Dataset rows
* begin *

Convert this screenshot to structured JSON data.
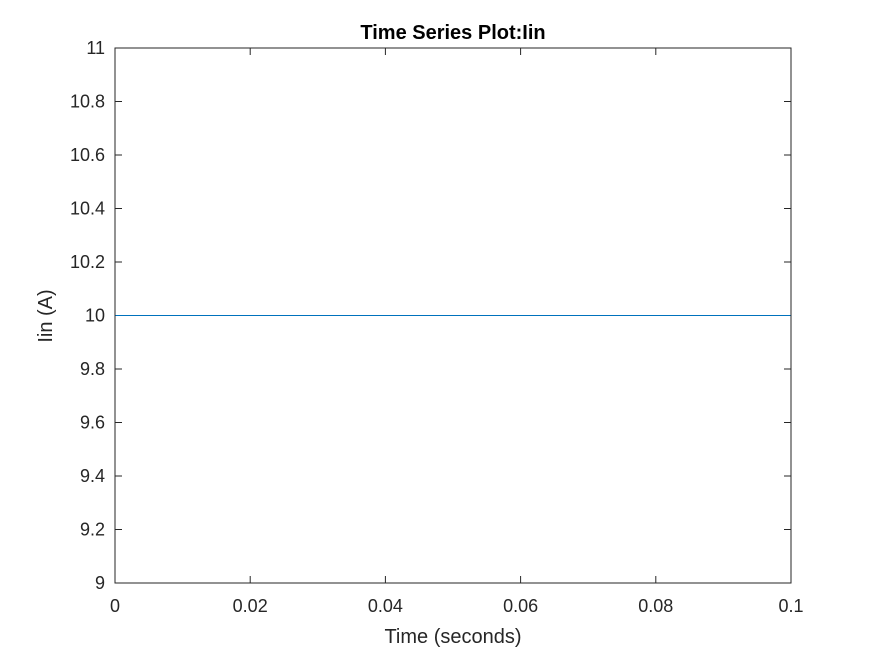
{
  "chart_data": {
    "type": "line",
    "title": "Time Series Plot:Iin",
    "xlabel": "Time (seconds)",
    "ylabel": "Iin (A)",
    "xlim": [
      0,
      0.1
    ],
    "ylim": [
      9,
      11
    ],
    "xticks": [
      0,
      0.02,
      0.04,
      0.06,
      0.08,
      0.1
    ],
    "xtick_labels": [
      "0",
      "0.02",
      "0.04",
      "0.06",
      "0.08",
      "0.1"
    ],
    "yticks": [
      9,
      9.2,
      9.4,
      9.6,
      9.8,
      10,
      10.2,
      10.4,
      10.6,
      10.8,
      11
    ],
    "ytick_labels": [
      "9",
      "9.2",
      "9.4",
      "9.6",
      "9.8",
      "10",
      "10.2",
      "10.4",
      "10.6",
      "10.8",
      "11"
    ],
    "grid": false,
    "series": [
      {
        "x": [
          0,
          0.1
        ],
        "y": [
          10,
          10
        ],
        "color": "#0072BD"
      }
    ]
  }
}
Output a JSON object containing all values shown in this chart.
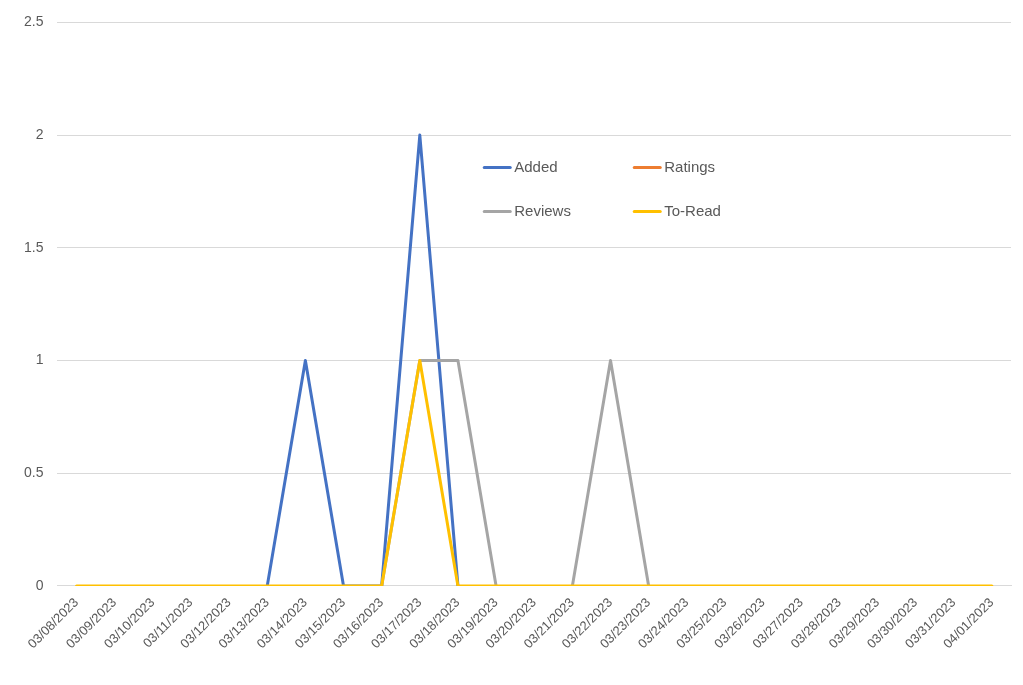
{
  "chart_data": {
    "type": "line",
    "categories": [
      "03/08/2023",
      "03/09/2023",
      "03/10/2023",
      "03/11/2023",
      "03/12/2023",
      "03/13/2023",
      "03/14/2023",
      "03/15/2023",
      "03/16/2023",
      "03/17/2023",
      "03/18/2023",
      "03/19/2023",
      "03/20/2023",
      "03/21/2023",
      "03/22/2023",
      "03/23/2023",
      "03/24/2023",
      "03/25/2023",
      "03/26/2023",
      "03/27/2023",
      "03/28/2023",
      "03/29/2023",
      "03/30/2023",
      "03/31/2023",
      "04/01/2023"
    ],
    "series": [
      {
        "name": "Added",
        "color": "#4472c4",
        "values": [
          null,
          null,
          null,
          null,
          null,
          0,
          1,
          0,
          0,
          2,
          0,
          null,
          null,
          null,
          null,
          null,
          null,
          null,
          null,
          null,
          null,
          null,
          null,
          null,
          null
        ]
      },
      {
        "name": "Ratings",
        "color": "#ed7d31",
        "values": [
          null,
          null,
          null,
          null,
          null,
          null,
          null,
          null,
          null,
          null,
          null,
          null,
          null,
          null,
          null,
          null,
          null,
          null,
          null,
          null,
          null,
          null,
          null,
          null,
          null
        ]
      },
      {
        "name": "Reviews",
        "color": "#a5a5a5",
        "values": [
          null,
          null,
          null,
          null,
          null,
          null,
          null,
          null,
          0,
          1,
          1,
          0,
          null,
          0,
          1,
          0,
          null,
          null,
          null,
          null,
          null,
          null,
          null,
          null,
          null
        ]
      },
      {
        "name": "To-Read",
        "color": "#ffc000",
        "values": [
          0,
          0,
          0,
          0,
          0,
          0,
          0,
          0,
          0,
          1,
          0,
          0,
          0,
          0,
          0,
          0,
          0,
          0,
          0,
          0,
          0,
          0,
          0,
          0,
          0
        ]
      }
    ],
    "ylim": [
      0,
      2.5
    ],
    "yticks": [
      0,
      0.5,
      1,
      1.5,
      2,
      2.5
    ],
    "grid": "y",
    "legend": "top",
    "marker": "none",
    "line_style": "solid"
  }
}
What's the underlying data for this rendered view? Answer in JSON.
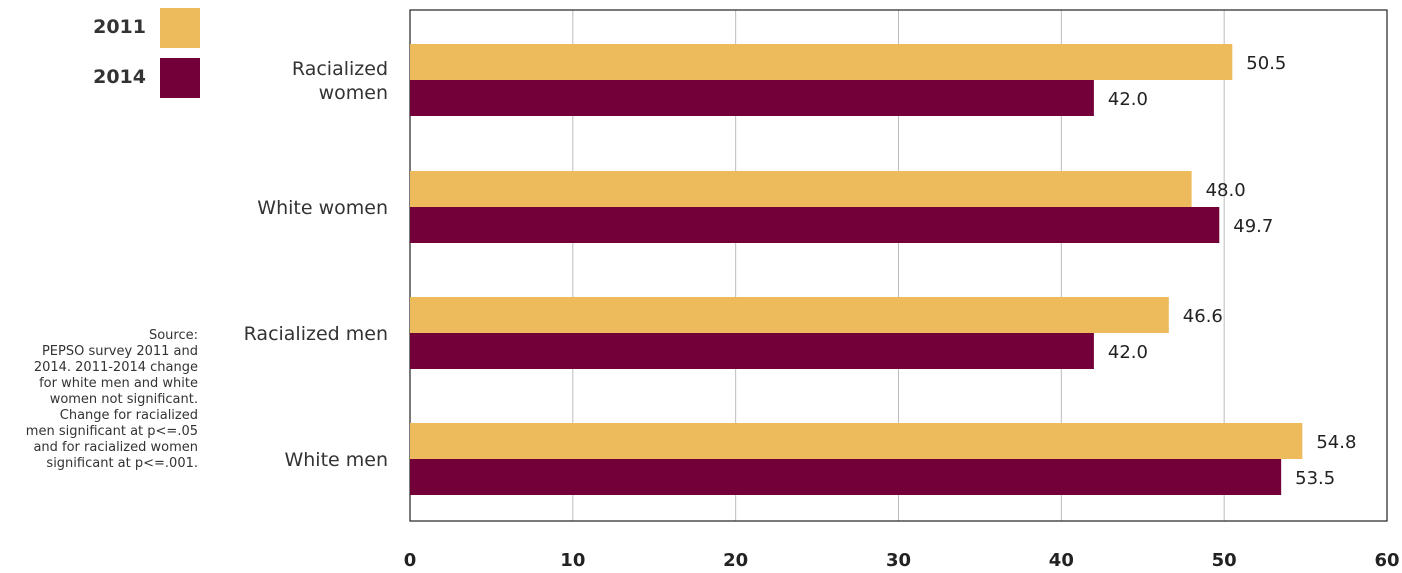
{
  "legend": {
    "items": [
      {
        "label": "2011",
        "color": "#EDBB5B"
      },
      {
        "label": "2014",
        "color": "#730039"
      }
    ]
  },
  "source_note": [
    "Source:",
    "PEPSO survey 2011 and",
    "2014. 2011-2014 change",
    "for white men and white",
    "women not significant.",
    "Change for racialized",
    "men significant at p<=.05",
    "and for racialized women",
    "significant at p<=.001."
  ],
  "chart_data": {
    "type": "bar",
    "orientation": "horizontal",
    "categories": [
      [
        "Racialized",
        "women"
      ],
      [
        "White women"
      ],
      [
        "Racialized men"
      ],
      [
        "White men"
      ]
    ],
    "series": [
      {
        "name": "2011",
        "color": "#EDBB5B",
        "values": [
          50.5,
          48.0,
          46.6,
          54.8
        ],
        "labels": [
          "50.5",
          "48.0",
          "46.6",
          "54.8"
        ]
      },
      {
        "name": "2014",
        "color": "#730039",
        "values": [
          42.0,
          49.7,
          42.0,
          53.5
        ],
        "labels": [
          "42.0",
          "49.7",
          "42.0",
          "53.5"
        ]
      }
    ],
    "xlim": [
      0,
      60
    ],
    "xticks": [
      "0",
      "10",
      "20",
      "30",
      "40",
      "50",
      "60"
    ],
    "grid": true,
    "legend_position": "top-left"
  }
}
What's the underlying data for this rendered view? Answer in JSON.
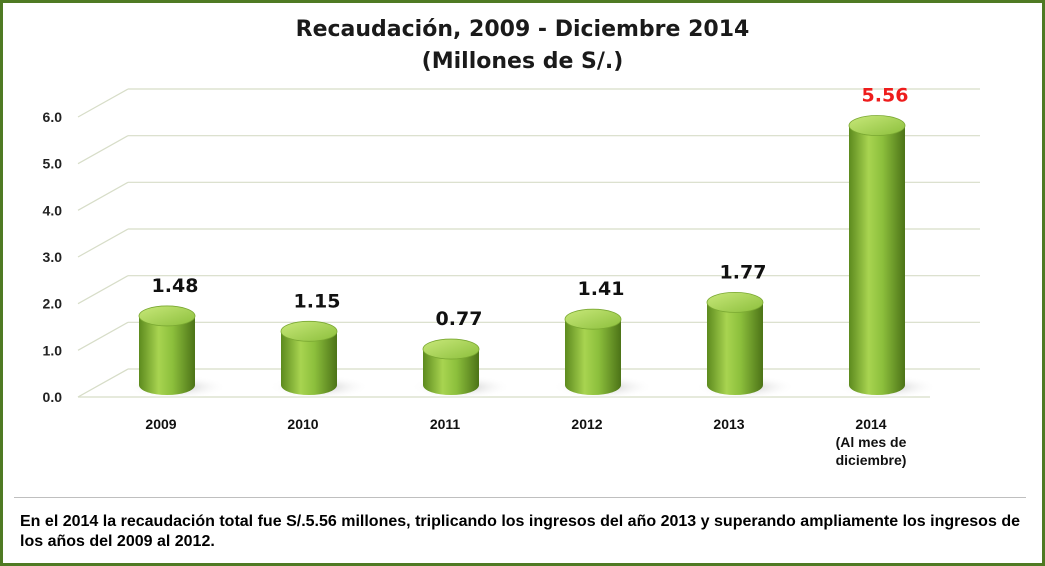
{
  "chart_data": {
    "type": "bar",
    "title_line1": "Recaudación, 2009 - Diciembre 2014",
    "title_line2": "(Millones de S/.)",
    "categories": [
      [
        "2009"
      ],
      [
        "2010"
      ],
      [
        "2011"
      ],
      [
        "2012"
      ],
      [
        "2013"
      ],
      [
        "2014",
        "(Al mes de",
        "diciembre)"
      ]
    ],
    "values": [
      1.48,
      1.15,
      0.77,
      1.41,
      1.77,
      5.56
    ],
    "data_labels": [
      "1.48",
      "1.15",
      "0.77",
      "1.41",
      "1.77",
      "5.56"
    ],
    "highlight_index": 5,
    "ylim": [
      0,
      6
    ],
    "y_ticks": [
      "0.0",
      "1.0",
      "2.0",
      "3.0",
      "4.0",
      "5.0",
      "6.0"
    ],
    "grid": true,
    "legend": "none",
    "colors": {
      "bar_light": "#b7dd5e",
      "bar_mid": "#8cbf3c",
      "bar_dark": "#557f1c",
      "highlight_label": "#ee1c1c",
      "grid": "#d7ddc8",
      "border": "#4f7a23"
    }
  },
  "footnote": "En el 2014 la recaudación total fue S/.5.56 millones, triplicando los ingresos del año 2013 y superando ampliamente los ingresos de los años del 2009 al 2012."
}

* end *

■ What to work on ■
The data above needs to be retyped exactly, with the images left out.

■ Solved exercise ■
Convert this screenshot to structured JSON data.
{
  "chart_data": {
    "type": "line",
    "title": "Time Series Plot:Iin",
    "xlabel": "Time (seconds)",
    "ylabel": "Iin (A)",
    "xlim": [
      0,
      0.1
    ],
    "ylim": [
      9,
      11
    ],
    "xticks": [
      0,
      0.02,
      0.04,
      0.06,
      0.08,
      0.1
    ],
    "xtick_labels": [
      "0",
      "0.02",
      "0.04",
      "0.06",
      "0.08",
      "0.1"
    ],
    "yticks": [
      9,
      9.2,
      9.4,
      9.6,
      9.8,
      10,
      10.2,
      10.4,
      10.6,
      10.8,
      11
    ],
    "ytick_labels": [
      "9",
      "9.2",
      "9.4",
      "9.6",
      "9.8",
      "10",
      "10.2",
      "10.4",
      "10.6",
      "10.8",
      "11"
    ],
    "grid": false,
    "series": [
      {
        "x": [
          0,
          0.1
        ],
        "y": [
          10,
          10
        ],
        "color": "#0072BD"
      }
    ]
  }
}
Output a JSON object containing all values shown in this chart.
{
  "chart_data": {
    "type": "line",
    "categories": [
      "03/08/2023",
      "03/09/2023",
      "03/10/2023",
      "03/11/2023",
      "03/12/2023",
      "03/13/2023",
      "03/14/2023",
      "03/15/2023",
      "03/16/2023",
      "03/17/2023",
      "03/18/2023",
      "03/19/2023",
      "03/20/2023",
      "03/21/2023",
      "03/22/2023",
      "03/23/2023",
      "03/24/2023",
      "03/25/2023",
      "03/26/2023",
      "03/27/2023",
      "03/28/2023",
      "03/29/2023",
      "03/30/2023",
      "03/31/2023",
      "04/01/2023"
    ],
    "series": [
      {
        "name": "Added",
        "color": "#4472c4",
        "values": [
          null,
          null,
          null,
          null,
          null,
          0,
          1,
          0,
          0,
          2,
          0,
          null,
          null,
          null,
          null,
          null,
          null,
          null,
          null,
          null,
          null,
          null,
          null,
          null,
          null
        ]
      },
      {
        "name": "Ratings",
        "color": "#ed7d31",
        "values": [
          null,
          null,
          null,
          null,
          null,
          null,
          null,
          null,
          null,
          null,
          null,
          null,
          null,
          null,
          null,
          null,
          null,
          null,
          null,
          null,
          null,
          null,
          null,
          null,
          null
        ]
      },
      {
        "name": "Reviews",
        "color": "#a5a5a5",
        "values": [
          null,
          null,
          null,
          null,
          null,
          null,
          null,
          null,
          0,
          1,
          1,
          0,
          null,
          0,
          1,
          0,
          null,
          null,
          null,
          null,
          null,
          null,
          null,
          null,
          null
        ]
      },
      {
        "name": "To-Read",
        "color": "#ffc000",
        "values": [
          0,
          0,
          0,
          0,
          0,
          0,
          0,
          0,
          0,
          1,
          0,
          0,
          0,
          0,
          0,
          0,
          0,
          0,
          0,
          0,
          0,
          0,
          0,
          0,
          0
        ]
      }
    ],
    "ylim": [
      0,
      2.5
    ],
    "yticks": [
      0,
      0.5,
      1,
      1.5,
      2,
      2.5
    ],
    "grid": "y",
    "legend": "top",
    "marker": "none",
    "line_style": "solid"
  }
}
What's the underlying data for this rendered view? Answer in JSON.
{
  "legend": {
    "items": [
      {
        "label": "2011",
        "color": "#EDBB5B"
      },
      {
        "label": "2014",
        "color": "#730039"
      }
    ]
  },
  "source_note": [
    "Source:",
    "PEPSO survey 2011 and",
    "2014. 2011-2014 change",
    "for white men and white",
    "women not significant.",
    "Change for racialized",
    "men significant at p<=.05",
    "and for racialized women",
    "significant at p<=.001."
  ],
  "chart_data": {
    "type": "bar",
    "orientation": "horizontal",
    "categories": [
      [
        "Racialized",
        "women"
      ],
      [
        "White women"
      ],
      [
        "Racialized men"
      ],
      [
        "White men"
      ]
    ],
    "series": [
      {
        "name": "2011",
        "color": "#EDBB5B",
        "values": [
          50.5,
          48.0,
          46.6,
          54.8
        ],
        "labels": [
          "50.5",
          "48.0",
          "46.6",
          "54.8"
        ]
      },
      {
        "name": "2014",
        "color": "#730039",
        "values": [
          42.0,
          49.7,
          42.0,
          53.5
        ],
        "labels": [
          "42.0",
          "49.7",
          "42.0",
          "53.5"
        ]
      }
    ],
    "xlim": [
      0,
      60
    ],
    "xticks": [
      "0",
      "10",
      "20",
      "30",
      "40",
      "50",
      "60"
    ],
    "grid": true,
    "legend_position": "top-left"
  }
}
What's the underlying data for this rendered view? Answer in JSON.
{
  "chart_data": {
    "type": "bar",
    "title_line1": "Recaudación, 2009 - Diciembre 2014",
    "title_line2": "(Millones de S/.)",
    "categories": [
      [
        "2009"
      ],
      [
        "2010"
      ],
      [
        "2011"
      ],
      [
        "2012"
      ],
      [
        "2013"
      ],
      [
        "2014",
        "(Al mes de",
        "diciembre)"
      ]
    ],
    "values": [
      1.48,
      1.15,
      0.77,
      1.41,
      1.77,
      5.56
    ],
    "data_labels": [
      "1.48",
      "1.15",
      "0.77",
      "1.41",
      "1.77",
      "5.56"
    ],
    "highlight_index": 5,
    "ylim": [
      0,
      6
    ],
    "y_ticks": [
      "0.0",
      "1.0",
      "2.0",
      "3.0",
      "4.0",
      "5.0",
      "6.0"
    ],
    "grid": true,
    "legend": "none",
    "colors": {
      "bar_light": "#b7dd5e",
      "bar_mid": "#8cbf3c",
      "bar_dark": "#557f1c",
      "highlight_label": "#ee1c1c",
      "grid": "#d7ddc8",
      "border": "#4f7a23"
    }
  },
  "footnote": "En el 2014 la recaudación total fue S/.5.56 millones, triplicando los ingresos del año 2013 y superando ampliamente los ingresos de los años del 2009 al 2012."
}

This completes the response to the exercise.